Stored records -
════════════════

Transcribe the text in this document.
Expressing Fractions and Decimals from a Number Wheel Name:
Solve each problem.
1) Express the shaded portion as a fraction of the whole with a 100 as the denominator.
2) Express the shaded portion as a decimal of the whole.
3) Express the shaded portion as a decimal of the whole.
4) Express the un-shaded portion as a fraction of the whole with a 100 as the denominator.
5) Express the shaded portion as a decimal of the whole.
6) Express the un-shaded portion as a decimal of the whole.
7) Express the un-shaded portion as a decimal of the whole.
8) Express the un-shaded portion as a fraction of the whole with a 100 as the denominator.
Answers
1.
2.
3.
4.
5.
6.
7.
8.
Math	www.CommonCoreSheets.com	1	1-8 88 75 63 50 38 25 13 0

════════════════

Exercise prompt -
Please set down each line of the records exactly as given.

Task output -
Transcribe the text in this document.
Expressing Fractions and Decimals from a Number Wheel Name:
Solve each problem.
1) Express the shaded portion as a fraction of the whole with a 100 as the denominator.
2) Express the shaded portion as a decimal of the whole.
3) Express the shaded portion as a decimal of the whole.
4) Express the un-shaded portion as a fraction of the whole with a 100 as the denominator.
5) Express the shaded portion as a decimal of the whole.
6) Express the un-shaded portion as a decimal of the whole.
7) Express the un-shaded portion as a decimal of the whole.
8) Express the un-shaded portion as a fraction of the whole with a 100 as the denominator.
Answers
1.
2.
3.
4.
5.
6.
7.
8.
Math	www.CommonCoreSheets.com	1	1-8 88 75 63 50 38 25 13 0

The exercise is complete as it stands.